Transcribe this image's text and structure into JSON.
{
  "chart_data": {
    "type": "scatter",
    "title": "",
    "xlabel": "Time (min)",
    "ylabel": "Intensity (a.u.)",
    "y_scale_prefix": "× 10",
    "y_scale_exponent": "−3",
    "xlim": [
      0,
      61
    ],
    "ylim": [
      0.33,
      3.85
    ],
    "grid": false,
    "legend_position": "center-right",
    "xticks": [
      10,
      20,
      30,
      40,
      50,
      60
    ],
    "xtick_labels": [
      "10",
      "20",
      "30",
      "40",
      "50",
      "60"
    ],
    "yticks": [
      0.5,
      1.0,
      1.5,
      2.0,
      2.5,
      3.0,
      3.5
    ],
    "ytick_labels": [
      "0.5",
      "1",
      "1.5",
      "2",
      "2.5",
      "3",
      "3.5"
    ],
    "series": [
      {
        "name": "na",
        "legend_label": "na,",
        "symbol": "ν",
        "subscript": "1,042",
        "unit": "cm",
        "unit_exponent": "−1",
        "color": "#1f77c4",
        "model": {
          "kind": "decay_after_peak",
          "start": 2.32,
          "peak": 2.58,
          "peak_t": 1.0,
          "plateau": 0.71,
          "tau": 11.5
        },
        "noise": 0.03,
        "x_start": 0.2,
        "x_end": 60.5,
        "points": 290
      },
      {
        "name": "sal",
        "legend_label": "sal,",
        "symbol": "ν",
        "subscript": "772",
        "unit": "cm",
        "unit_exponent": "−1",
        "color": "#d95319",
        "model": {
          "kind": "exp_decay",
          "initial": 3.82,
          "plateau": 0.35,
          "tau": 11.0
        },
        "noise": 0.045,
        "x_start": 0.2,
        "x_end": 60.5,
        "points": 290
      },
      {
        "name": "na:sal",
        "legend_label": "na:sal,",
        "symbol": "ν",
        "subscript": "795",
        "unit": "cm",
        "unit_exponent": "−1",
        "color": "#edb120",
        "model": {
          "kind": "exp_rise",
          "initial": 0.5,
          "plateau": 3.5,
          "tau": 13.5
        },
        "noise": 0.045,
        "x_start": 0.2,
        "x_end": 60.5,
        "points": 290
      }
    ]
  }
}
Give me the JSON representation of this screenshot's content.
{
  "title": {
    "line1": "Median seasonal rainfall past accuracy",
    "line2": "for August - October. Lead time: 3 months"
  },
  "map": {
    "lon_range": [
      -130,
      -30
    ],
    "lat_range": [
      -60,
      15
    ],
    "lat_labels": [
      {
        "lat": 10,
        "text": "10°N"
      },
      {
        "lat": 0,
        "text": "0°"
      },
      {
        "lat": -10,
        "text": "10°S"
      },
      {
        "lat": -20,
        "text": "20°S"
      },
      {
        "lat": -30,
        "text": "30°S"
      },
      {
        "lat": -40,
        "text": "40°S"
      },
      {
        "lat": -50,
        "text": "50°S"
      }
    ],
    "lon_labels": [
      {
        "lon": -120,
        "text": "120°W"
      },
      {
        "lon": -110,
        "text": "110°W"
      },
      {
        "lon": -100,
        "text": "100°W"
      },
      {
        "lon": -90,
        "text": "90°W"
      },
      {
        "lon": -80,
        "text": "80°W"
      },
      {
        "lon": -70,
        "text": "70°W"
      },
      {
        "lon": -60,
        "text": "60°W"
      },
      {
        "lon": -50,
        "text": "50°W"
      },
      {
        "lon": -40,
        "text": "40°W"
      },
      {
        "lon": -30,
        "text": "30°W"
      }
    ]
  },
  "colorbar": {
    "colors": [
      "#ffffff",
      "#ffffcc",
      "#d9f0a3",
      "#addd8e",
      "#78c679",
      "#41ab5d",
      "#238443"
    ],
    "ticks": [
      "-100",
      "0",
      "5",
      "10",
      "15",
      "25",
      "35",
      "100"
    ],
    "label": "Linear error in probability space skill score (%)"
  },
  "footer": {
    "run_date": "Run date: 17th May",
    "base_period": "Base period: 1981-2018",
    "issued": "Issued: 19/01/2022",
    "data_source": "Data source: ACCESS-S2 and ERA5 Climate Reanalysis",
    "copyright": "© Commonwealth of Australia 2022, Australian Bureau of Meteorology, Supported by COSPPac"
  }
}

^^^^

** GIVEN INSTRUCTION **
All of the data needs to be reproduced exactly, with no line missing.

** OUTPUT OF THE TASK **
Transcribe this image's text and structure into JSON.
{
  "chart_data": {
    "type": "scatter",
    "title": "",
    "xlabel": "Time (min)",
    "ylabel": "Intensity (a.u.)",
    "y_scale_prefix": "× 10",
    "y_scale_exponent": "−3",
    "xlim": [
      0,
      61
    ],
    "ylim": [
      0.33,
      3.85
    ],
    "grid": false,
    "legend_position": "center-right",
    "xticks": [
      10,
      20,
      30,
      40,
      50,
      60
    ],
    "xtick_labels": [
      "10",
      "20",
      "30",
      "40",
      "50",
      "60"
    ],
    "yticks": [
      0.5,
      1.0,
      1.5,
      2.0,
      2.5,
      3.0,
      3.5
    ],
    "ytick_labels": [
      "0.5",
      "1",
      "1.5",
      "2",
      "2.5",
      "3",
      "3.5"
    ],
    "series": [
      {
        "name": "na",
        "legend_label": "na,",
        "symbol": "ν",
        "subscript": "1,042",
        "unit": "cm",
        "unit_exponent": "−1",
        "color": "#1f77c4",
        "model": {
          "kind": "decay_after_peak",
          "start": 2.32,
          "peak": 2.58,
          "peak_t": 1.0,
          "plateau": 0.71,
          "tau": 11.5
        },
        "noise": 0.03,
        "x_start": 0.2,
        "x_end": 60.5,
        "points": 290
      },
      {
        "name": "sal",
        "legend_label": "sal,",
        "symbol": "ν",
        "subscript": "772",
        "unit": "cm",
        "unit_exponent": "−1",
        "color": "#d95319",
        "model": {
          "kind": "exp_decay",
          "initial": 3.82,
          "plateau": 0.35,
          "tau": 11.0
        },
        "noise": 0.045,
        "x_start": 0.2,
        "x_end": 60.5,
        "points": 290
      },
      {
        "name": "na:sal",
        "legend_label": "na:sal,",
        "symbol": "ν",
        "subscript": "795",
        "unit": "cm",
        "unit_exponent": "−1",
        "color": "#edb120",
        "model": {
          "kind": "exp_rise",
          "initial": 0.5,
          "plateau": 3.5,
          "tau": 13.5
        },
        "noise": 0.045,
        "x_start": 0.2,
        "x_end": 60.5,
        "points": 290
      }
    ]
  }
}
Give me the JSON representation of this screenshot's content.
{
  "title": {
    "line1": "Median seasonal rainfall past accuracy",
    "line2": "for August - October. Lead time: 3 months"
  },
  "map": {
    "lon_range": [
      -130,
      -30
    ],
    "lat_range": [
      -60,
      15
    ],
    "lat_labels": [
      {
        "lat": 10,
        "text": "10°N"
      },
      {
        "lat": 0,
        "text": "0°"
      },
      {
        "lat": -10,
        "text": "10°S"
      },
      {
        "lat": -20,
        "text": "20°S"
      },
      {
        "lat": -30,
        "text": "30°S"
      },
      {
        "lat": -40,
        "text": "40°S"
      },
      {
        "lat": -50,
        "text": "50°S"
      }
    ],
    "lon_labels": [
      {
        "lon": -120,
        "text": "120°W"
      },
      {
        "lon": -110,
        "text": "110°W"
      },
      {
        "lon": -100,
        "text": "100°W"
      },
      {
        "lon": -90,
        "text": "90°W"
      },
      {
        "lon": -80,
        "text": "80°W"
      },
      {
        "lon": -70,
        "text": "70°W"
      },
      {
        "lon": -60,
        "text": "60°W"
      },
      {
        "lon": -50,
        "text": "50°W"
      },
      {
        "lon": -40,
        "text": "40°W"
      },
      {
        "lon": -30,
        "text": "30°W"
      }
    ]
  },
  "colorbar": {
    "colors": [
      "#ffffff",
      "#ffffcc",
      "#d9f0a3",
      "#addd8e",
      "#78c679",
      "#41ab5d",
      "#238443"
    ],
    "ticks": [
      "-100",
      "0",
      "5",
      "10",
      "15",
      "25",
      "35",
      "100"
    ],
    "label": "Linear error in probability space skill score (%)"
  },
  "footer": {
    "run_date": "Run date: 17th May",
    "base_period": "Base period: 1981-2018",
    "issued": "Issued: 19/01/2022",
    "data_source": "Data source: ACCESS-S2 and ERA5 Climate Reanalysis",
    "copyright": "© Commonwealth of Australia 2022, Australian Bureau of Meteorology, Supported by COSPPac"
  }
}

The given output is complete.